Example B19: Soft Agar Colony Formation Assay
[0500] One hundred thousand triple negative breast cancer cells are
mixed 4:1 (v/v) with 2.0% agarose in growth medium containing
vehicle control or a compound listed in Table 1 for a final
concentration of 0.4% agarose. The cell mixture is plated on top of
a solidified layer of 0.8% agarose in growth medium. Cells are fed
every 6-7 days with growth medium containing 0.4% agarose and
vehicle control or a compound from Table 1, matching the initial
plating conditions. The number of colonies are counted after 20
days, with the number of colonies visible at the end of the growth
period to identify colonies with reduced growth.
Example B20: Inhibition of IRE1a-Dependent XBP1 Splicing in Ovarian
Cancer Cells
[0501] Mice (n=3) with established metastatic ovarian cancer were
orally gavaged with 45 mg/kg vehicle control or inhibitor dissolved
in H.sub.2O. The inhibitor was Compound C. Compound C is
2-chloro-N-(5-(2-(((1r,4r)-4-(dimethylamino)cyclohexyl)amino)-8-ethylquin-
azolin-6-yl)-6-methylpyridin-2-yl)benzenesulfonamide, Compound 91,
described herein. After 24 hours, mice were euthanized,
ascites-resident cells were extracted and tumor cells, dendritic
cells (DCs), and CD4+ T cells were isolated by FACS. The samples
were used for subsequent RT-qPCR analysis of beta-actin, XBP1s and
total XBP1. Gene expression was evaluated by quantitative PCR for
XBP1s and total XBP1 transcripts using the 2.sup.(-.DELTA.CT)

Exercise 1:
In the assay excerpt, how often are the cells in the soft agar test fed?
Exercise 2:
Continue the assay excerpt from the point where it stops.

Provided records:
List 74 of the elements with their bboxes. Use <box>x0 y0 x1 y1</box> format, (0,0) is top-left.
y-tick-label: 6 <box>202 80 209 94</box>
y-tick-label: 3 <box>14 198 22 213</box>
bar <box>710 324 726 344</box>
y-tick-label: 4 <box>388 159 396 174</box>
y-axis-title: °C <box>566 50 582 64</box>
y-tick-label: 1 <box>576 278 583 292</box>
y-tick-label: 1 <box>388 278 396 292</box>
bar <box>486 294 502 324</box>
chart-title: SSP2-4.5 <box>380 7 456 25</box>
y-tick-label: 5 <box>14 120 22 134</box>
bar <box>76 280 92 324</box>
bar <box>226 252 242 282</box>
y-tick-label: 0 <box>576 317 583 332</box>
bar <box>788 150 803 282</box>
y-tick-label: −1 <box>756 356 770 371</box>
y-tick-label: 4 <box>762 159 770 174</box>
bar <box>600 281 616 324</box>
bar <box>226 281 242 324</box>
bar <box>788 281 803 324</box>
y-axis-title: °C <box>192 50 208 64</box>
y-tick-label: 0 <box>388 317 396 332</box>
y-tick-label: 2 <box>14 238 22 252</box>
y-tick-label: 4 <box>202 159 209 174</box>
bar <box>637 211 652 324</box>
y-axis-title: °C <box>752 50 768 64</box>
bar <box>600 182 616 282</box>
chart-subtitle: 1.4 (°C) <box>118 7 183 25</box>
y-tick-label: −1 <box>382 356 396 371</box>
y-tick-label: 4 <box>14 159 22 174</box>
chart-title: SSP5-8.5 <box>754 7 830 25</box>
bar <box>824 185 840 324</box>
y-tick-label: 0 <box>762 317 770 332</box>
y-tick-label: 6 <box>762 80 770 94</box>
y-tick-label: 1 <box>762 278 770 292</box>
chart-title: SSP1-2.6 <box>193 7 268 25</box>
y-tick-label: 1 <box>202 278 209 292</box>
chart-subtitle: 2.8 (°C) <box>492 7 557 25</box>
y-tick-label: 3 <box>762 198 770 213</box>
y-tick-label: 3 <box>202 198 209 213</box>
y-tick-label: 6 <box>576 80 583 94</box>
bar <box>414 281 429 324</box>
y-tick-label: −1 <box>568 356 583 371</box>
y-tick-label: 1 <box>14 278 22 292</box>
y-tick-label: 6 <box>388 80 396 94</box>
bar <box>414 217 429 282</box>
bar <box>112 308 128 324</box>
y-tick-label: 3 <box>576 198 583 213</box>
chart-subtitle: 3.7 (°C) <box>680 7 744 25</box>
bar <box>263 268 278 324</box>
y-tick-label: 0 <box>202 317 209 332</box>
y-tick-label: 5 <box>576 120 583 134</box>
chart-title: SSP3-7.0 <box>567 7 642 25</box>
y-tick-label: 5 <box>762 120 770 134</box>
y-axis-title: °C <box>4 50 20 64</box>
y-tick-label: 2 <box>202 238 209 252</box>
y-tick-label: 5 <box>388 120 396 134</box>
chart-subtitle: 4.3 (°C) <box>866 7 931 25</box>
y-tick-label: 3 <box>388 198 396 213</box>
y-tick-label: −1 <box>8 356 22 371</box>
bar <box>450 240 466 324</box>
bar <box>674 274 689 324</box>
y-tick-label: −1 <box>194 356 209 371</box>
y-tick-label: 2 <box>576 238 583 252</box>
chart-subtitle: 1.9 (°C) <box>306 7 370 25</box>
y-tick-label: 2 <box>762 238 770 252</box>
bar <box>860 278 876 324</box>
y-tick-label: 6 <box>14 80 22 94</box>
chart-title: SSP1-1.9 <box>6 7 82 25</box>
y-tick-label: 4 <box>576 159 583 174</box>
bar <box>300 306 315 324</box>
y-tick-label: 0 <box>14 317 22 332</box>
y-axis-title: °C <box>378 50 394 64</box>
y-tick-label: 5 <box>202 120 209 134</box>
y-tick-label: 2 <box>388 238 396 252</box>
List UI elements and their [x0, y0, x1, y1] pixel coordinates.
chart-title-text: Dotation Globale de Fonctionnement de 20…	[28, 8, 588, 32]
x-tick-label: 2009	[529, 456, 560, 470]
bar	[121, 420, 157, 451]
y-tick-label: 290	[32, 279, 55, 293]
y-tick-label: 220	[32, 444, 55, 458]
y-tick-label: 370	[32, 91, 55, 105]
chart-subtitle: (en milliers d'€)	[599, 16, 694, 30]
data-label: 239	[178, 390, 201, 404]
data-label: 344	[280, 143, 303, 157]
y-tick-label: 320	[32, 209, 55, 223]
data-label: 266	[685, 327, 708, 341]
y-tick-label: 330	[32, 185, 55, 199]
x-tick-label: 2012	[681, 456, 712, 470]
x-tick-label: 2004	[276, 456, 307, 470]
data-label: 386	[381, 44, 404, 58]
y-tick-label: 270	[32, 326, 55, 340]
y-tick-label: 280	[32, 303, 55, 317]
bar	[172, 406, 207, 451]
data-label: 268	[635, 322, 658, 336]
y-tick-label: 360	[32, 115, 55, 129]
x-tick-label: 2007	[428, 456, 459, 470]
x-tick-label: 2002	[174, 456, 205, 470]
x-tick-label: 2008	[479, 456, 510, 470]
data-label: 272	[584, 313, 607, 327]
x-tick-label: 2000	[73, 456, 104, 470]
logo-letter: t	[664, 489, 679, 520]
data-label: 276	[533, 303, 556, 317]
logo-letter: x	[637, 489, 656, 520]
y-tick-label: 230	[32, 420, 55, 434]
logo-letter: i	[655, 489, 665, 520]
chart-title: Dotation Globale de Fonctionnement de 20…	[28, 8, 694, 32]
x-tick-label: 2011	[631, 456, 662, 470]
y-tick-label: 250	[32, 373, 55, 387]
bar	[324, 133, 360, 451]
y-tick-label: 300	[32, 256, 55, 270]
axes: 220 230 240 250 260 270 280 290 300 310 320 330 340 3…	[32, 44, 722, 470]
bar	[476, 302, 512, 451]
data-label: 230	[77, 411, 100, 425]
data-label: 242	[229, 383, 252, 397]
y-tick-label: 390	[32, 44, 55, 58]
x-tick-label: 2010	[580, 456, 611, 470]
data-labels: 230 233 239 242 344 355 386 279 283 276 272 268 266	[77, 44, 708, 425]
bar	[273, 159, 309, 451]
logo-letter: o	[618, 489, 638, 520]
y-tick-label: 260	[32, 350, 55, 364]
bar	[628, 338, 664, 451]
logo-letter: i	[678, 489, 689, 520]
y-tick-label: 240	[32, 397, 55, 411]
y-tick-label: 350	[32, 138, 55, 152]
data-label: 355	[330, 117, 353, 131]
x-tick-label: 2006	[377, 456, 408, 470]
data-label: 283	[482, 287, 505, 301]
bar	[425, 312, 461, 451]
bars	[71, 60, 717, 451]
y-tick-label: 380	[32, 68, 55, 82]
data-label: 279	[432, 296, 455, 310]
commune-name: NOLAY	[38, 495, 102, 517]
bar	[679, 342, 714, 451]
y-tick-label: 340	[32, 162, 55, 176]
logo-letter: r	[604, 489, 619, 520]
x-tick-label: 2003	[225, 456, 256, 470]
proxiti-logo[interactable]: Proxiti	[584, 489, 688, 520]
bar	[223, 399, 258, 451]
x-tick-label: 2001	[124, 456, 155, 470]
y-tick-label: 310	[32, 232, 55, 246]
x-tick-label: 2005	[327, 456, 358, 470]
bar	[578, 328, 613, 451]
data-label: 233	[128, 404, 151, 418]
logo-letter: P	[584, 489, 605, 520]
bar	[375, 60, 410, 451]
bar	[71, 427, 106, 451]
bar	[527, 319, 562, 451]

Written response 1:
Every 6-7 days.

Written response 2:
method for calculating normalized gene expression. Gene expression
levels were normalized to Actb transcripts. XBP1 splicing is
calculated as XBP1s expression divided by total XBP1 expression. A
single oral dose of Compound C suppressed IRE1a-dependent XBP1
splicing in tumor cells and relevant immune cells in vivo over 24
hours, FIG. 7.
[0502] Mice (n=3) with established metastatic ovarian cancer were
orally gavaged with 45 mg/kg vehicle control or inhibitor dissolved
in H.sub.2O. The inhibitor was Compound D. Compound D is
2-chloro-N-(5-(2-(((1r,4r)-4-(dimethylamino)cyclohexyl)amino)-8-ethylquin-
azolin-6-yl)-6-methoxypyridin-2-yl)benzenesulfonamide, Compound 99,
described herein. After 24 hours, mice were euthanized,
ascites-resident cells were extracted and tumor cells and dendritic
cells (DCs) were isolated by FACS. The samples were used for
subsequent RT-qPCR analysis of beta-actin, XBP1s, and total XBP1.
Gene expression was evaluated by quantitative PCR for XBP1s and
total XBP1 transcripts using the 2.sup.(-.DELTA.CT) method for
calculating normalized gene expression. Gene expression levels were
normalized to Actb transcripts. XBP1 splicing is calculated as
XBP1s expression divided by total XBP1 expression. A single oral
dose of Compound D suppressed IRE1a-dependent XBP1 splicing in
tumor cells and in vivo over 24 hours, FIG. 9.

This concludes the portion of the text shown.